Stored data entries
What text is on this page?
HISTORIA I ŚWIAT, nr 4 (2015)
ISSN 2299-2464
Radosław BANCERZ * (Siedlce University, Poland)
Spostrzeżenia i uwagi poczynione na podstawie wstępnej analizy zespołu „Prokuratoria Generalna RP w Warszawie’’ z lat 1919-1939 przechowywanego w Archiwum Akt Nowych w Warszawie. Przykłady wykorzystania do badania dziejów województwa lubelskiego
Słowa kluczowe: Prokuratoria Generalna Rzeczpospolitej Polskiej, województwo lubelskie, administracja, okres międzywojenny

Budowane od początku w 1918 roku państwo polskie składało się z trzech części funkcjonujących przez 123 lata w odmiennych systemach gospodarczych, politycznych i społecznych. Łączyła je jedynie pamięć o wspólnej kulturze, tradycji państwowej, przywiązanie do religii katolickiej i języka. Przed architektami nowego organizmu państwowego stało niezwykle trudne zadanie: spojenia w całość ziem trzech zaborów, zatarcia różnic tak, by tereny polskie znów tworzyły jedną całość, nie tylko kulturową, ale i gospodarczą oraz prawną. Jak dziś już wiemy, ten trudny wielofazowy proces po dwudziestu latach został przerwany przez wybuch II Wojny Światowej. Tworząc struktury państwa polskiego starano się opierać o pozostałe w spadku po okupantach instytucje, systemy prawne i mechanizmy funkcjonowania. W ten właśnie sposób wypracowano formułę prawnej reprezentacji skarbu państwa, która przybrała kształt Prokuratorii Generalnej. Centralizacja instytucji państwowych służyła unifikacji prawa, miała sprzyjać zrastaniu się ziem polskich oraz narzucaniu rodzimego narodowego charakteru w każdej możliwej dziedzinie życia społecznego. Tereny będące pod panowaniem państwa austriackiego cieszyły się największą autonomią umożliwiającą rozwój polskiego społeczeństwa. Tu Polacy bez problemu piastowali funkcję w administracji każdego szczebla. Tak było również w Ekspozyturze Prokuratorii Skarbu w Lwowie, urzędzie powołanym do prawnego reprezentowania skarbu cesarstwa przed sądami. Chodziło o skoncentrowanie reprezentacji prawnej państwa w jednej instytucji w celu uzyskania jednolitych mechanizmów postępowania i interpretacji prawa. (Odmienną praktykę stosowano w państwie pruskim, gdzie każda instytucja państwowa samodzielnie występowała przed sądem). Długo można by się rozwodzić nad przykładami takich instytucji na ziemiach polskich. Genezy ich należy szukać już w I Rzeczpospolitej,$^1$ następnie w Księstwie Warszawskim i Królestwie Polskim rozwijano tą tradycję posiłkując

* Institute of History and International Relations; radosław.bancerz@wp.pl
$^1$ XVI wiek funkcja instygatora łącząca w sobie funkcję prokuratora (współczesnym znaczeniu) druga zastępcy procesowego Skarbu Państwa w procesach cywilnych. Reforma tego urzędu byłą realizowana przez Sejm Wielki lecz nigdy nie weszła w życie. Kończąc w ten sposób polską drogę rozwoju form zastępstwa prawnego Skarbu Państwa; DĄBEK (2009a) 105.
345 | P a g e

* * *

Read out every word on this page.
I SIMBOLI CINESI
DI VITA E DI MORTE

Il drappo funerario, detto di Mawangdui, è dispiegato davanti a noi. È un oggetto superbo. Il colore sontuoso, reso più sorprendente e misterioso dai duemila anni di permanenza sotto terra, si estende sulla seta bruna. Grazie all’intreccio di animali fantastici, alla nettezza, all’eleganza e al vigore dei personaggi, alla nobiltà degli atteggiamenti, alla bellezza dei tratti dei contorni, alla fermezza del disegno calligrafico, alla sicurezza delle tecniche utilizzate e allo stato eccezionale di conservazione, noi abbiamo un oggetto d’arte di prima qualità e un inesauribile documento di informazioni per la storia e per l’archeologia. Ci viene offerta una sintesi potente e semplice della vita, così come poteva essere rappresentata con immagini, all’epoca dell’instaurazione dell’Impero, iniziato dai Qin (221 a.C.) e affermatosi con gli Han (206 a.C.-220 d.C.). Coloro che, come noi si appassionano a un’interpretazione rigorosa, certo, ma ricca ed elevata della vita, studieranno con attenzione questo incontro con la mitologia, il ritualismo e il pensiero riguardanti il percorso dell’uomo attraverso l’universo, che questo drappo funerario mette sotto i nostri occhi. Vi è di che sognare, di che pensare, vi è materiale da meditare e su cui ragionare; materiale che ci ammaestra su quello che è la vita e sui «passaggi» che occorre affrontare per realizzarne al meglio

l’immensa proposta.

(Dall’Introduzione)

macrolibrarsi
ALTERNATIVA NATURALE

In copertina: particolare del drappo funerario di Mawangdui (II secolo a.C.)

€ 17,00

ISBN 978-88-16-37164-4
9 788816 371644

---

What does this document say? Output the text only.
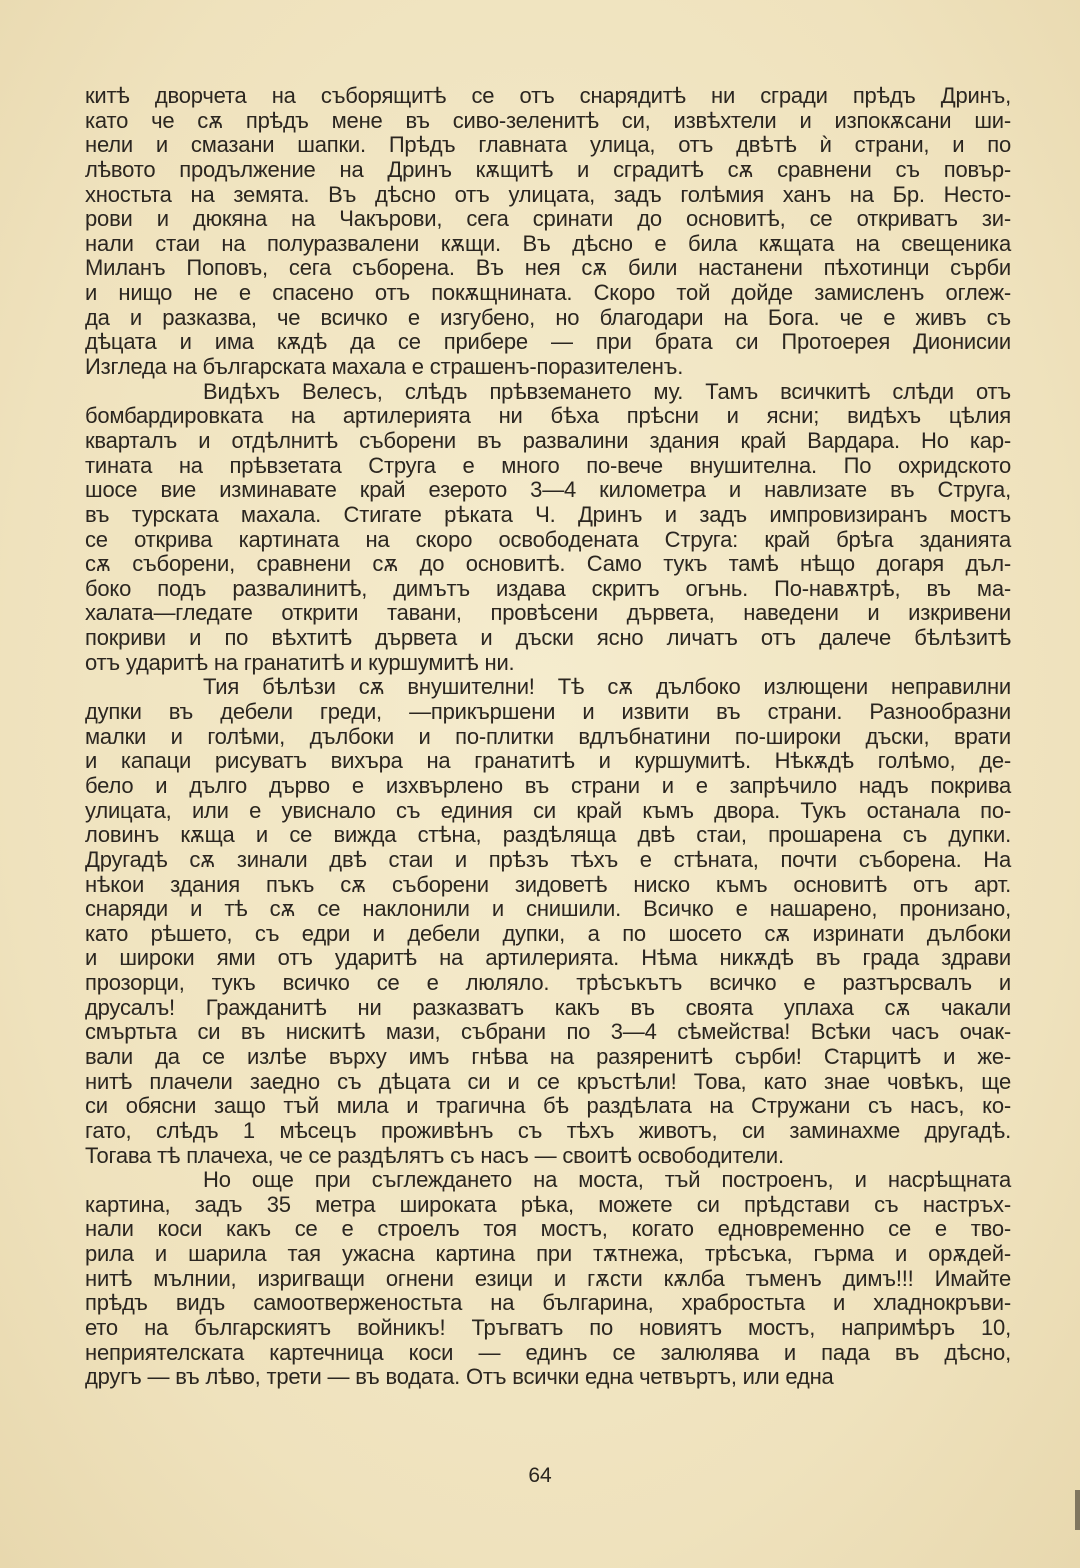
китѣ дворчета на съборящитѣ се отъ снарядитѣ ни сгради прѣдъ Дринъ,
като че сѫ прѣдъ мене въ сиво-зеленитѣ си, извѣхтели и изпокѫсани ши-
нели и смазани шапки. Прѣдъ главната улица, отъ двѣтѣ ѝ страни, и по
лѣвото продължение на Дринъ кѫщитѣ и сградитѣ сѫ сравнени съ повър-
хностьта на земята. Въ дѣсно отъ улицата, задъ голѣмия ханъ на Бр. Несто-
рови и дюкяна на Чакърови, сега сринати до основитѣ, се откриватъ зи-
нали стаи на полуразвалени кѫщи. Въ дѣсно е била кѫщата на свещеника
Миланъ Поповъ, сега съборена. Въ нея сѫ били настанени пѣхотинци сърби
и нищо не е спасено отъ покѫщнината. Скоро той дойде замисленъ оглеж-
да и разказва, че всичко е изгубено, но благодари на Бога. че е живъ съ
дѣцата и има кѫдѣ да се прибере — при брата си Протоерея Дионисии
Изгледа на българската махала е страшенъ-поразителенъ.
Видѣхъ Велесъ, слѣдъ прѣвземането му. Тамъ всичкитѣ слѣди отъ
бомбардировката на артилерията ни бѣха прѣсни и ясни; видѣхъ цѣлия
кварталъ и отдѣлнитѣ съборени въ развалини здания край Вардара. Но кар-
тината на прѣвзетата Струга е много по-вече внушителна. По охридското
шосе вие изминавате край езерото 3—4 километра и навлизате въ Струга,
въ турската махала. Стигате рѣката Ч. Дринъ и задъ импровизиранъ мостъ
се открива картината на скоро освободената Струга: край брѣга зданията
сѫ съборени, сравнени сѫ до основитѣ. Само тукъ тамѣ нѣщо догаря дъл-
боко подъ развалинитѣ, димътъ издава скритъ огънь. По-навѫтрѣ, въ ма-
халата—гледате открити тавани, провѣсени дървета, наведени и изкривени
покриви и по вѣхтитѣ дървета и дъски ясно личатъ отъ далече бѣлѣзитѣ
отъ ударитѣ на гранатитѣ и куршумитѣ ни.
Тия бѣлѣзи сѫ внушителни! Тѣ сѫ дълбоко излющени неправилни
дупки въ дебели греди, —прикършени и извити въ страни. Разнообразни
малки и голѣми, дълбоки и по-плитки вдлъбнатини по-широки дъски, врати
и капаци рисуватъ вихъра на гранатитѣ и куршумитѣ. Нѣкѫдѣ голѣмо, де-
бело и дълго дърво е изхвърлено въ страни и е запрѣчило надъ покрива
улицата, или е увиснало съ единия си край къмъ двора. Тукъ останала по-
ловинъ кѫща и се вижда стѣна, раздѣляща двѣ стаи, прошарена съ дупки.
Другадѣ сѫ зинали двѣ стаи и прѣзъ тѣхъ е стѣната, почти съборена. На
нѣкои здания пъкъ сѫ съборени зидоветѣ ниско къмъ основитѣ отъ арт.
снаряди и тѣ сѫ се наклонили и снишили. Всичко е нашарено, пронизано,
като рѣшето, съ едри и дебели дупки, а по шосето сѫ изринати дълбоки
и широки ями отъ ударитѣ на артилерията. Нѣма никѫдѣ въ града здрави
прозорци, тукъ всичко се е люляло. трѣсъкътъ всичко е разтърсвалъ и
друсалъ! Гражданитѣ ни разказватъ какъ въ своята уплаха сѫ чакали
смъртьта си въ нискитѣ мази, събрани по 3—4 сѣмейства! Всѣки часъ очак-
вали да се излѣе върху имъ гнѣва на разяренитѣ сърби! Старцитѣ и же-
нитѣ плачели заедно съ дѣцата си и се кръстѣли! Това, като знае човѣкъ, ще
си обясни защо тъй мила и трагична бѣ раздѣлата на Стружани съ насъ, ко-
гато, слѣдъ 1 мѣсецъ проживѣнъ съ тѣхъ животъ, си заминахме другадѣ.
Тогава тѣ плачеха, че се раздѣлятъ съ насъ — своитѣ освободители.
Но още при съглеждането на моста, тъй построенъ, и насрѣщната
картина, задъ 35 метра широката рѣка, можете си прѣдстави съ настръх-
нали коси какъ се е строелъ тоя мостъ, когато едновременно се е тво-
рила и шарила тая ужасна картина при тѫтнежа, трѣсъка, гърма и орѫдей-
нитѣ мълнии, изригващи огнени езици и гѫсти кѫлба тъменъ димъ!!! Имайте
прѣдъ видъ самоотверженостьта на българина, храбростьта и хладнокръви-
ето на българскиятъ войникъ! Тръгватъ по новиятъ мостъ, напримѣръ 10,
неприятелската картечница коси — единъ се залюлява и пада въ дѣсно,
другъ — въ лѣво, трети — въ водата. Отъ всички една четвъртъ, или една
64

TO DO —
Go through the records and pull out each line that includes the word "основитѣ".

SOLUTION —
рови и дюкяна на Чакърови, сега сринати до основитѣ, се откриватъ зи-
сѫ съборени, сравнени сѫ до основитѣ. Само тукъ тамѣ нѣщо догаря дъл-
нѣкои здания пъкъ сѫ съборени зидоветѣ ниско къмъ основитѣ отъ арт.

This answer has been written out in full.